**Directions**. Take every line from the listing below that includes "with" and copy it.
******************************
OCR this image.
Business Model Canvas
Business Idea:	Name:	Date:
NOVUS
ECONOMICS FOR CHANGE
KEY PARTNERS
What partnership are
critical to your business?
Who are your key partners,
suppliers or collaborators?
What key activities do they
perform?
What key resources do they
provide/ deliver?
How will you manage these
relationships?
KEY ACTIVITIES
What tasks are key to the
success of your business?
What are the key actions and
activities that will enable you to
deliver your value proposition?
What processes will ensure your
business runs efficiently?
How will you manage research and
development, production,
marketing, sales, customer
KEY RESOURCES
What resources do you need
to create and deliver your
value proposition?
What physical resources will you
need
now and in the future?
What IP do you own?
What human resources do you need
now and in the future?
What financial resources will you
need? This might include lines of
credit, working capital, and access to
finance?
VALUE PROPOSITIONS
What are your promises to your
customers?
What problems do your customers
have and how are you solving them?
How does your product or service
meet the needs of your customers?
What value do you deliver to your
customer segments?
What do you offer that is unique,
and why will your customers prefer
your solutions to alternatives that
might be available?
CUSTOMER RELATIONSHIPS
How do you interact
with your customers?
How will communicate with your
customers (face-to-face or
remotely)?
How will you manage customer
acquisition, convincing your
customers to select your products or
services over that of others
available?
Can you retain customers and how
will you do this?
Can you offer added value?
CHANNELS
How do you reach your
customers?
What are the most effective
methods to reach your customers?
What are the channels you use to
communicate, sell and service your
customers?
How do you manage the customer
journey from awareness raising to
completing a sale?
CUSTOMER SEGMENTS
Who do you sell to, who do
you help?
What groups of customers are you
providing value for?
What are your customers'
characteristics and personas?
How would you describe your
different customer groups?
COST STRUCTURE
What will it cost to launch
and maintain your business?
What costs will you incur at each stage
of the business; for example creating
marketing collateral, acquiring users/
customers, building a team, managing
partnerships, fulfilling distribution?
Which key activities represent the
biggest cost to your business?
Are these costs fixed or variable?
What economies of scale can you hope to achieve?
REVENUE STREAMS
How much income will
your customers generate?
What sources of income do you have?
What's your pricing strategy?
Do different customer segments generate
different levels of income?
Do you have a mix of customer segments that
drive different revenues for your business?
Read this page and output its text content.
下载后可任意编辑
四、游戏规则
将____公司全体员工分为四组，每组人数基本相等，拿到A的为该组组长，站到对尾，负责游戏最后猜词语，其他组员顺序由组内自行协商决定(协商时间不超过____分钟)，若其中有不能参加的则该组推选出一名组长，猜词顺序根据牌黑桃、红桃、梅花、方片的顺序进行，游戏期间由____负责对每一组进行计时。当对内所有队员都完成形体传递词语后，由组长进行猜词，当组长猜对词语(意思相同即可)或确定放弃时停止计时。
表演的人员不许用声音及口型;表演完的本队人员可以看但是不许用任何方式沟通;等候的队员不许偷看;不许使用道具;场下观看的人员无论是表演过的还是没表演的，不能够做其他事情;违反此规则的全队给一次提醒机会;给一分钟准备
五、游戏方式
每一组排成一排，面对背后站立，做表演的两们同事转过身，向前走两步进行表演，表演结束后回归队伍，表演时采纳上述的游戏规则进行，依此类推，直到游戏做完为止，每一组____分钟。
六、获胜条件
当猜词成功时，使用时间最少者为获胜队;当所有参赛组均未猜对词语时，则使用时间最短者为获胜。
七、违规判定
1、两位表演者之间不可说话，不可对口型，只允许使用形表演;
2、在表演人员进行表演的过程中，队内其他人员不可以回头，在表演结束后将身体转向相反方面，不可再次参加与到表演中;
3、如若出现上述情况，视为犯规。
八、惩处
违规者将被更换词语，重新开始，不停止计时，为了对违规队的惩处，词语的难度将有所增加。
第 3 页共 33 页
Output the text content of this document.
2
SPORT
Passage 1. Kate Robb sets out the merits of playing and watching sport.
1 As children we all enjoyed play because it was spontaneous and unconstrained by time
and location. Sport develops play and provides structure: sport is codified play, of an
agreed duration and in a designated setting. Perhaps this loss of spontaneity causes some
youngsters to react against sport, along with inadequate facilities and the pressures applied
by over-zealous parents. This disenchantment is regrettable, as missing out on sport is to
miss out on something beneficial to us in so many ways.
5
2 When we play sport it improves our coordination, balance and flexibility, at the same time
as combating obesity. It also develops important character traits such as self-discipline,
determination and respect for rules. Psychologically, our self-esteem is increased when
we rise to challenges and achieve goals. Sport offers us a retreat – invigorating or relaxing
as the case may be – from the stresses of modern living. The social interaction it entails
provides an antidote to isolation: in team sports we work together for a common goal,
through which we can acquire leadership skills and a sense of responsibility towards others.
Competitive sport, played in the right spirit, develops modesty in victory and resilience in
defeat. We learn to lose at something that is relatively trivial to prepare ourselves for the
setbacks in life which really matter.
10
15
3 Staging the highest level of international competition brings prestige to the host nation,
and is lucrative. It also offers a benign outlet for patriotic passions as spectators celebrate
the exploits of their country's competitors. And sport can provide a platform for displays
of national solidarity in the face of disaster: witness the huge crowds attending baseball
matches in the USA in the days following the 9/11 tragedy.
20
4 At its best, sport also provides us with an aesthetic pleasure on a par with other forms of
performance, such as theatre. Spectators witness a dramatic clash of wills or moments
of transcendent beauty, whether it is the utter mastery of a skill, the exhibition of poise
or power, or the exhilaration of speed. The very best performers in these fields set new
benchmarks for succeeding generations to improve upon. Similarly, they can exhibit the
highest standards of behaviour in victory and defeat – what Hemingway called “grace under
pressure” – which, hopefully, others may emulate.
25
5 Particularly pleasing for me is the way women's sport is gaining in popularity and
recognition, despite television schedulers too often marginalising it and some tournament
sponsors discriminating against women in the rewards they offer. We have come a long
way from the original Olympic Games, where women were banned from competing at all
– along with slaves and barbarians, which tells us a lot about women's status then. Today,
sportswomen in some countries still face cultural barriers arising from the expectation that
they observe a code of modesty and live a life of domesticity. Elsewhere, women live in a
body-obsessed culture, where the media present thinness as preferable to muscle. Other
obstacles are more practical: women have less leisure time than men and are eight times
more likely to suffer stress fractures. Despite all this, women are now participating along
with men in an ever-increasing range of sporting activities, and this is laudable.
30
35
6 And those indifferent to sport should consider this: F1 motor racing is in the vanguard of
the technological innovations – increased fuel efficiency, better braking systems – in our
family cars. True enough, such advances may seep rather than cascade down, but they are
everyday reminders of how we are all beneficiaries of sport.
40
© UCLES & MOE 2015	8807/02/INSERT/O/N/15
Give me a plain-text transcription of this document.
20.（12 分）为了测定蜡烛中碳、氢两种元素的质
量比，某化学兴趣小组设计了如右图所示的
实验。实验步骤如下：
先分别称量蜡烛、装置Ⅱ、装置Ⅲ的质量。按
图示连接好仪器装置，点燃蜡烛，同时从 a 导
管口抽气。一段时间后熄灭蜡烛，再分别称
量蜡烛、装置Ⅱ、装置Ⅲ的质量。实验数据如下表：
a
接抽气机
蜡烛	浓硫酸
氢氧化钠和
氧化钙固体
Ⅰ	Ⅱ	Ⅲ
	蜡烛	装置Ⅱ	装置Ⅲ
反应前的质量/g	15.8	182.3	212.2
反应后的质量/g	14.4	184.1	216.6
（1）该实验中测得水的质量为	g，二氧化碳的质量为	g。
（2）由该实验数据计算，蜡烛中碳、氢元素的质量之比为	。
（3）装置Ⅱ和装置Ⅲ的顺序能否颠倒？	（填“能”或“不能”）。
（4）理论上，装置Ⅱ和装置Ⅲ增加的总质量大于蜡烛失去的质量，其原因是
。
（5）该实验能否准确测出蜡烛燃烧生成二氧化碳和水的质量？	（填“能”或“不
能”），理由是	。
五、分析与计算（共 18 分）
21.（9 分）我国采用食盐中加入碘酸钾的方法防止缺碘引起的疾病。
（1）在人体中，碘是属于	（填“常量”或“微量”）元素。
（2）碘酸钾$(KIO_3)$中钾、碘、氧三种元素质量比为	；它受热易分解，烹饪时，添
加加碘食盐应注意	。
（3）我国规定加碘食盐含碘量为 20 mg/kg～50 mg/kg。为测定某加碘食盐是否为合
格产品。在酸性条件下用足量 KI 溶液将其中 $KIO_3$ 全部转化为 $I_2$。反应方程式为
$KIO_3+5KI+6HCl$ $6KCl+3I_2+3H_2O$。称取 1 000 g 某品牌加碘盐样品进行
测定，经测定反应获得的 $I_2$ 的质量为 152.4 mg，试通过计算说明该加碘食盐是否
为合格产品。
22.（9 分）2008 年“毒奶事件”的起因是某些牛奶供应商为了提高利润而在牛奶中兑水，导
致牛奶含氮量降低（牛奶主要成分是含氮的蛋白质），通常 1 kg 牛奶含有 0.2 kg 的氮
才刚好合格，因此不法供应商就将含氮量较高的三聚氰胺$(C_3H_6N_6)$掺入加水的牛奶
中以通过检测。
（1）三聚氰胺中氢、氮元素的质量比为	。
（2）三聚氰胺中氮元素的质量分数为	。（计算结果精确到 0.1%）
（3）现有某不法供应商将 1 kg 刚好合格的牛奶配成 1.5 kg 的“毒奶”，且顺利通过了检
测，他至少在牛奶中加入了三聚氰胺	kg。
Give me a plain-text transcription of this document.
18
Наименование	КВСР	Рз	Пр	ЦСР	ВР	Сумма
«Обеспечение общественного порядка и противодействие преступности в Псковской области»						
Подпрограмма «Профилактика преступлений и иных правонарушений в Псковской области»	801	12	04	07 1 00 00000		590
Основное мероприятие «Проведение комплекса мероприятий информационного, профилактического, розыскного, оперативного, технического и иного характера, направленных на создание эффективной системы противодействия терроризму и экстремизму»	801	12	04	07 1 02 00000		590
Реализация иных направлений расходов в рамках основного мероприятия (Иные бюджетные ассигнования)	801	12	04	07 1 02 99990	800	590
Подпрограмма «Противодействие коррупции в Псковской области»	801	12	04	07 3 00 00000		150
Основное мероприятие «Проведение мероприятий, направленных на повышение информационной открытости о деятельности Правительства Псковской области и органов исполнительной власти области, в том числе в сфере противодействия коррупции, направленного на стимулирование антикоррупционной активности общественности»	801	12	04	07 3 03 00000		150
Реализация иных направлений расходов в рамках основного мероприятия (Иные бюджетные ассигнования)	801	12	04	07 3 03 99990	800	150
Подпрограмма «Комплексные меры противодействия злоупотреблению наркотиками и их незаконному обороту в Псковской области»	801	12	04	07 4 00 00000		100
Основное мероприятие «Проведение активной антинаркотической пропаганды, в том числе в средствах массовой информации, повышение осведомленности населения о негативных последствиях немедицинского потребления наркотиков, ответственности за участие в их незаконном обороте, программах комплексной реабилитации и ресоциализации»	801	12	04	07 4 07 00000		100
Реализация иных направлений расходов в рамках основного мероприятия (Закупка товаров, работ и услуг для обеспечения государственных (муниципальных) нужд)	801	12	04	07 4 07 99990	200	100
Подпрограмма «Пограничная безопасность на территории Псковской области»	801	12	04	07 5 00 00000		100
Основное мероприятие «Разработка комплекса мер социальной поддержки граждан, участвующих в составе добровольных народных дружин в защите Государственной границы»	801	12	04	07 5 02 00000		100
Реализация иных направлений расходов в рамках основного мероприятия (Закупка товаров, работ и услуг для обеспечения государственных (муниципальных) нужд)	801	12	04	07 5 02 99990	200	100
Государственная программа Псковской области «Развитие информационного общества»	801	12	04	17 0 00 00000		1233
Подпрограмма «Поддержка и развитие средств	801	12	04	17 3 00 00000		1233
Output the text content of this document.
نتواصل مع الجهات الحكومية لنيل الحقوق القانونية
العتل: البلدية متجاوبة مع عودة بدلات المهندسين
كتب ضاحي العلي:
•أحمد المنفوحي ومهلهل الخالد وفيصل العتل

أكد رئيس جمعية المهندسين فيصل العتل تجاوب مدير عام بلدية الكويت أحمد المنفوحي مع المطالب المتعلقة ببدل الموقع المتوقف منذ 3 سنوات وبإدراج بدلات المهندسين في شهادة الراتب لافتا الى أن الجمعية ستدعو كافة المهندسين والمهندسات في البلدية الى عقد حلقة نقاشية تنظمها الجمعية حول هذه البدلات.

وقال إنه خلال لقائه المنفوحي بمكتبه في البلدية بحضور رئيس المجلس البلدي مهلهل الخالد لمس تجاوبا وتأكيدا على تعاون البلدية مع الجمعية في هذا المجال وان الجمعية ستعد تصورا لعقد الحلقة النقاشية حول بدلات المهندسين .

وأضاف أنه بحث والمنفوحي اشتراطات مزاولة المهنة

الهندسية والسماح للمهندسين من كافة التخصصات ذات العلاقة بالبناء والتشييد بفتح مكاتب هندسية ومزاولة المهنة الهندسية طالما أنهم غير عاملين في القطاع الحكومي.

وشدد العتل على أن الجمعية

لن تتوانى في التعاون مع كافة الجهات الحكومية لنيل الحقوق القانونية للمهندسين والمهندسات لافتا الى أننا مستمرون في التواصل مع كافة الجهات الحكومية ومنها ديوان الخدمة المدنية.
******************************
**Expected answer**.
with your customers?
How will communicate with your
youngsters to react against sport, along with inadequate facilities and the pressures applied
4 At its best, sport also provides us with an aesthetic pleasure on a par with other forms of
– along with slaves and barbarians, which tells us a lot about women's status then. Today,
with men in an ever-increasing range of sporting activities, and this is laudable.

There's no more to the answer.